Aim of the exercise:
Update the items from the first line through the line containing "- colorbar-label-97.5: 97.5%: [647, 691, 687, 707]", putting "height-label" in place of every "contour-label" and keeping everything else the same.

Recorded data
▬▬▬▬▬▬
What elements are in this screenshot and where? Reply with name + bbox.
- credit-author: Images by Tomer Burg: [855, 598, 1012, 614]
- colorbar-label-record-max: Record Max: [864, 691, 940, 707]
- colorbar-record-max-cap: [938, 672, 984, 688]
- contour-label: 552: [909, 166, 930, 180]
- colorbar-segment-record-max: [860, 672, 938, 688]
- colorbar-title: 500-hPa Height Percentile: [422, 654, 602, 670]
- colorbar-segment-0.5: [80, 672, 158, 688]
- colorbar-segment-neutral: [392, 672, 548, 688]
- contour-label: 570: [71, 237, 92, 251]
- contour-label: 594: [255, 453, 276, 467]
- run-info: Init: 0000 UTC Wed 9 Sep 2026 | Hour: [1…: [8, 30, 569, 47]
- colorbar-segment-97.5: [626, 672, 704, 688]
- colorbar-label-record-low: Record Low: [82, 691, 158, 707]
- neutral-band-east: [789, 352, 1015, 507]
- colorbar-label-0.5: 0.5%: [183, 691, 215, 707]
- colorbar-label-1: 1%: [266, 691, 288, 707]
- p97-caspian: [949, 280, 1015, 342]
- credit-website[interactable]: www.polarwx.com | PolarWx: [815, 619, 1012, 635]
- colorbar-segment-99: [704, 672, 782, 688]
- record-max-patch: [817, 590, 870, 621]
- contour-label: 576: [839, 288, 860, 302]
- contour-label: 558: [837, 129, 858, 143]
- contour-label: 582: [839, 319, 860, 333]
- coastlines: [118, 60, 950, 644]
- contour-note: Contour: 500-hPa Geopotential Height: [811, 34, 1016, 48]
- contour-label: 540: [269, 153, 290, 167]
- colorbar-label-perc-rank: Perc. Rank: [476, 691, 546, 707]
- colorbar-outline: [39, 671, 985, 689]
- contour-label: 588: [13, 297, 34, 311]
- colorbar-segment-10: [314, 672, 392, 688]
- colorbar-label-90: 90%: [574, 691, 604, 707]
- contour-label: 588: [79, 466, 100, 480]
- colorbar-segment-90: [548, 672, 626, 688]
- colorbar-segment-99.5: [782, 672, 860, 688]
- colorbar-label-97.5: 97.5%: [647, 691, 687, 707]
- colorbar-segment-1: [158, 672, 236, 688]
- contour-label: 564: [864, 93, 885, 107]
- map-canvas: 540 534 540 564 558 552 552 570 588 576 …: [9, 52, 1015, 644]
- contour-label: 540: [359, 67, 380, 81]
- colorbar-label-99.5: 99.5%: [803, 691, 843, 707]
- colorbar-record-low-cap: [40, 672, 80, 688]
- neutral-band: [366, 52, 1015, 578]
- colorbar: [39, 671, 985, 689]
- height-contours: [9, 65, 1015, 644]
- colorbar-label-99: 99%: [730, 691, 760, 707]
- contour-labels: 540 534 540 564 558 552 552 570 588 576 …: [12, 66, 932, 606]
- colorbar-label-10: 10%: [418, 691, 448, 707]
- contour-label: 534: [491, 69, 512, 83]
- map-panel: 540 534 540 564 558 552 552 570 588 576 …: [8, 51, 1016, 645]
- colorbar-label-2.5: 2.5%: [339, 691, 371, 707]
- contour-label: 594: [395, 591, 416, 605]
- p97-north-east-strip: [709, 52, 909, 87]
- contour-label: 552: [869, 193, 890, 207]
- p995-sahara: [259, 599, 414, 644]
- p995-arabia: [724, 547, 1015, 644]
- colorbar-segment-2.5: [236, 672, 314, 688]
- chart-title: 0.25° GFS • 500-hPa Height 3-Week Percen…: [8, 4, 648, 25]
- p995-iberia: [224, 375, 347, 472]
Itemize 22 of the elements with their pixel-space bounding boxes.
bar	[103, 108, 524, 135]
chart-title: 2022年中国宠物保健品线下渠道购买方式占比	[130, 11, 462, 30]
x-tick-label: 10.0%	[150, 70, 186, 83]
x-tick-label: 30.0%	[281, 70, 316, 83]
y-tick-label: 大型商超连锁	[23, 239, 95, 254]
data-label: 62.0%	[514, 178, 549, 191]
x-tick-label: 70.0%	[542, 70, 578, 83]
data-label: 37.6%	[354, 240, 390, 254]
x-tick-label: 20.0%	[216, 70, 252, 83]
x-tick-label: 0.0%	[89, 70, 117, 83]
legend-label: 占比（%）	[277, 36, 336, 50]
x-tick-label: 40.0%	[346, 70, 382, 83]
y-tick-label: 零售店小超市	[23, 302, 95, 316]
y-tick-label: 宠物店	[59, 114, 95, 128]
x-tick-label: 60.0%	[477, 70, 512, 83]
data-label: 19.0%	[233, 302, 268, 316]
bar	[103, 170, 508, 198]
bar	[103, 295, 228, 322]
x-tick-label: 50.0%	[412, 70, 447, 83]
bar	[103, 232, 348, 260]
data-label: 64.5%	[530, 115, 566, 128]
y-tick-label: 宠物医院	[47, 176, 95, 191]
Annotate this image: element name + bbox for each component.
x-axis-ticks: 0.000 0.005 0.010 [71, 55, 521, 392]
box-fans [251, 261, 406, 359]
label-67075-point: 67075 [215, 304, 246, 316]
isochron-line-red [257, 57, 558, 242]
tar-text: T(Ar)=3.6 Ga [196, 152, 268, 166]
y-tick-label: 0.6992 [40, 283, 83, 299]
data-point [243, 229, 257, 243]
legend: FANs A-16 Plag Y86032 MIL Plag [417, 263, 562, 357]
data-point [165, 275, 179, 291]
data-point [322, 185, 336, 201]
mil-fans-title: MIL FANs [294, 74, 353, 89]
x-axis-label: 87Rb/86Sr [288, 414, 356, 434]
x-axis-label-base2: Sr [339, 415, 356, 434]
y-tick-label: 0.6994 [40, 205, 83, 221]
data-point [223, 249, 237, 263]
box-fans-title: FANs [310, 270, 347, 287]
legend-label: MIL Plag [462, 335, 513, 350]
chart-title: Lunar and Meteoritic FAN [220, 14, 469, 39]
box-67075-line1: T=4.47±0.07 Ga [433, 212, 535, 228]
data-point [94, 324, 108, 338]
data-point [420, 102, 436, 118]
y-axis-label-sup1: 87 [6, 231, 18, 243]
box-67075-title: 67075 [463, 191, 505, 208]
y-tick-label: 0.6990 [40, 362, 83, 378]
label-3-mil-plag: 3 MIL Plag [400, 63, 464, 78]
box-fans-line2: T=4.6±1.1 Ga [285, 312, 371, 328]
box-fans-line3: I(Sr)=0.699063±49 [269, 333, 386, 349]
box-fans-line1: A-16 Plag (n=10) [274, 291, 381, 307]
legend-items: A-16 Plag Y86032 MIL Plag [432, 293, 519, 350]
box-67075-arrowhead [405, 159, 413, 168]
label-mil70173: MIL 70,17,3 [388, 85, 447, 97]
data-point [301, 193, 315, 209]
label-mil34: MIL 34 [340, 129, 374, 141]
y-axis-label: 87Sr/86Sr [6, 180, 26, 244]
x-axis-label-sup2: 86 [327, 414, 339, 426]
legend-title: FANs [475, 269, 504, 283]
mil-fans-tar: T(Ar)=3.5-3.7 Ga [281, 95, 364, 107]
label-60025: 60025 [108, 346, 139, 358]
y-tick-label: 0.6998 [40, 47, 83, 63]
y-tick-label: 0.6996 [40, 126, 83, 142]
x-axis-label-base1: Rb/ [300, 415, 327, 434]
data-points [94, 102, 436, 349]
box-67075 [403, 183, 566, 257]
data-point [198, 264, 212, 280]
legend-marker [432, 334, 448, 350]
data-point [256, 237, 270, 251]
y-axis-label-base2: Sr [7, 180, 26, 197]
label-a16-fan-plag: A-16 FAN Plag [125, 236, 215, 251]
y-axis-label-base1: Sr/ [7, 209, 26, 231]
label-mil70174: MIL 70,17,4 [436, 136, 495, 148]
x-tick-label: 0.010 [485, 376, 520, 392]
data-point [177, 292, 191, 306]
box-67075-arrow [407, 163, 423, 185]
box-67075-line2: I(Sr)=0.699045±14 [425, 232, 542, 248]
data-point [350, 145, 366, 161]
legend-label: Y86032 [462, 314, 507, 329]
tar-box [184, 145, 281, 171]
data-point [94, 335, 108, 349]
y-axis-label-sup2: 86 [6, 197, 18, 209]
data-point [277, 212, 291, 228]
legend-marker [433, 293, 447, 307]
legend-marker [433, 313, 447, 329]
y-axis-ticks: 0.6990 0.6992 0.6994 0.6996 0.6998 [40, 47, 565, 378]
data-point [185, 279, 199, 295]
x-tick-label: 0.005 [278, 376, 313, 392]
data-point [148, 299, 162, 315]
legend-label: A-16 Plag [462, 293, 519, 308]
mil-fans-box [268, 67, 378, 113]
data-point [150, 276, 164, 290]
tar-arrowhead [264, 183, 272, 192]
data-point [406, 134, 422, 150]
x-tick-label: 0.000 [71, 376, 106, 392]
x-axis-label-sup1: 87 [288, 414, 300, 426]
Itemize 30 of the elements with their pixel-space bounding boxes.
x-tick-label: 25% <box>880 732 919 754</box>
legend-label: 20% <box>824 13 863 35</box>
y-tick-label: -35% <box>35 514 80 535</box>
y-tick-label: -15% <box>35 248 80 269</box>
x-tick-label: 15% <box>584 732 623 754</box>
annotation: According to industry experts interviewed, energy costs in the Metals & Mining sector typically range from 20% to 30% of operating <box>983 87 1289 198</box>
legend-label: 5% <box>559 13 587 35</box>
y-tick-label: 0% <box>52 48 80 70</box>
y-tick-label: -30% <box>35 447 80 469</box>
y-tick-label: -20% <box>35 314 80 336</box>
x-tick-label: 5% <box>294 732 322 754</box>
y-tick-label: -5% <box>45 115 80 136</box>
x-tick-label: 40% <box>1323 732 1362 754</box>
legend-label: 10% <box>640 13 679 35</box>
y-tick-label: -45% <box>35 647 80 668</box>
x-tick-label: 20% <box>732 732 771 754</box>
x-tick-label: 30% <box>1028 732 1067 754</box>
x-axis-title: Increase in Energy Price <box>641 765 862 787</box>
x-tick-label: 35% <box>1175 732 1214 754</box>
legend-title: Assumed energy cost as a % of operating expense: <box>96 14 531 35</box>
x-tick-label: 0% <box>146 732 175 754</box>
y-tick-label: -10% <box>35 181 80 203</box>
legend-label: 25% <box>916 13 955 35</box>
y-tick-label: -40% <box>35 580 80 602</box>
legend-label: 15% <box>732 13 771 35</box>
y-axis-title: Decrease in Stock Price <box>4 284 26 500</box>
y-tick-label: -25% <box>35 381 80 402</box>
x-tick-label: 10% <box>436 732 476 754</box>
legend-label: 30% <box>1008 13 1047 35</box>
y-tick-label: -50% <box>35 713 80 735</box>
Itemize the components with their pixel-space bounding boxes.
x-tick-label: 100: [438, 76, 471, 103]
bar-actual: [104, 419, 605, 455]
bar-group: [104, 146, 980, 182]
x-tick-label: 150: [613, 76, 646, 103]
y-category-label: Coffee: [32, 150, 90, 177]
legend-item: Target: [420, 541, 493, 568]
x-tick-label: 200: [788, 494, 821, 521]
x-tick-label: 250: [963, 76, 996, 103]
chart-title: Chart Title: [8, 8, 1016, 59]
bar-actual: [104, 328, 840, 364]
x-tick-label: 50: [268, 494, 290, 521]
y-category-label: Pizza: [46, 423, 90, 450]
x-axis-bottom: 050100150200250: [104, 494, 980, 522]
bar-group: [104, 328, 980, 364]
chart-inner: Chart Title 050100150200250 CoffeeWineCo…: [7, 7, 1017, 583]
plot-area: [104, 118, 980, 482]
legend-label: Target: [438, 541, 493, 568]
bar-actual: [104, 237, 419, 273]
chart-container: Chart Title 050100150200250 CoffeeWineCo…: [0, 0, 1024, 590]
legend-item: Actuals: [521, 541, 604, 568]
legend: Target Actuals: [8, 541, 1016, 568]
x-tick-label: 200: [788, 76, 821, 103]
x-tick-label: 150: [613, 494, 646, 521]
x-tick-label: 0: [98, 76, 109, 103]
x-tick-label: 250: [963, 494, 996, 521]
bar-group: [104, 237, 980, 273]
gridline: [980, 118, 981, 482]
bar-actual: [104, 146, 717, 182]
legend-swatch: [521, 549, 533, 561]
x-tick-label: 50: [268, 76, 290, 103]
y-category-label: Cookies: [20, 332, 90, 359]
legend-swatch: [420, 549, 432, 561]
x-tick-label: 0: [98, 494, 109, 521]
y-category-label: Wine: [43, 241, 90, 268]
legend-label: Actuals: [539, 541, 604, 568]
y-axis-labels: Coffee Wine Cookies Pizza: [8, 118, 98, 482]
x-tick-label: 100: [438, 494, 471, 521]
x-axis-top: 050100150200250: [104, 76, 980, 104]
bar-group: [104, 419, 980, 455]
▬▬▬▬▬▬
Written answer:
What elements are in this screenshot and where? Reply with name + bbox.
- credit-author: Images by Tomer Burg: [855, 598, 1012, 614]
- colorbar-label-record-max: Record Max: [864, 691, 940, 707]
- colorbar-record-max-cap: [938, 672, 984, 688]
- height-label: 552: [909, 166, 930, 180]
- colorbar-segment-record-max: [860, 672, 938, 688]
- colorbar-title: 500-hPa Height Percentile: [422, 654, 602, 670]
- colorbar-segment-0.5: [80, 672, 158, 688]
- colorbar-segment-neutral: [392, 672, 548, 688]
- height-label: 570: [71, 237, 92, 251]
- height-label: 594: [255, 453, 276, 467]
- run-info: Init: 0000 UTC Wed 9 Sep 2026 | Hour: [1…: [8, 30, 569, 47]
- colorbar-segment-97.5: [626, 672, 704, 688]
- colorbar-label-record-low: Record Low: [82, 691, 158, 707]
- neutral-band-east: [789, 352, 1015, 507]
- colorbar-label-0.5: 0.5%: [183, 691, 215, 707]
- colorbar-label-1: 1%: [266, 691, 288, 707]
- p97-caspian: [949, 280, 1015, 342]
- credit-website[interactable]: www.polarwx.com | PolarWx: [815, 619, 1012, 635]
- colorbar-segment-99: [704, 672, 782, 688]
- record-max-patch: [817, 590, 870, 621]
- height-label: 576: [839, 288, 860, 302]
- height-label: 558: [837, 129, 858, 143]
- height-label: 582: [839, 319, 860, 333]
- coastlines: [118, 60, 950, 644]
- contour-note: Contour: 500-hPa Geopotential Height: [811, 34, 1016, 48]
- height-label: 540: [269, 153, 290, 167]
- colorbar-label-perc-rank: Perc. Rank: [476, 691, 546, 707]
- colorbar-outline: [39, 671, 985, 689]
- height-label: 588: [13, 297, 34, 311]
- colorbar-segment-10: [314, 672, 392, 688]
- colorbar-label-90: 90%: [574, 691, 604, 707]
- height-label: 588: [79, 466, 100, 480]
- colorbar-segment-90: [548, 672, 626, 688]
- colorbar-segment-99.5: [782, 672, 860, 688]
- colorbar-label-97.5: 97.5%: [647, 691, 687, 707]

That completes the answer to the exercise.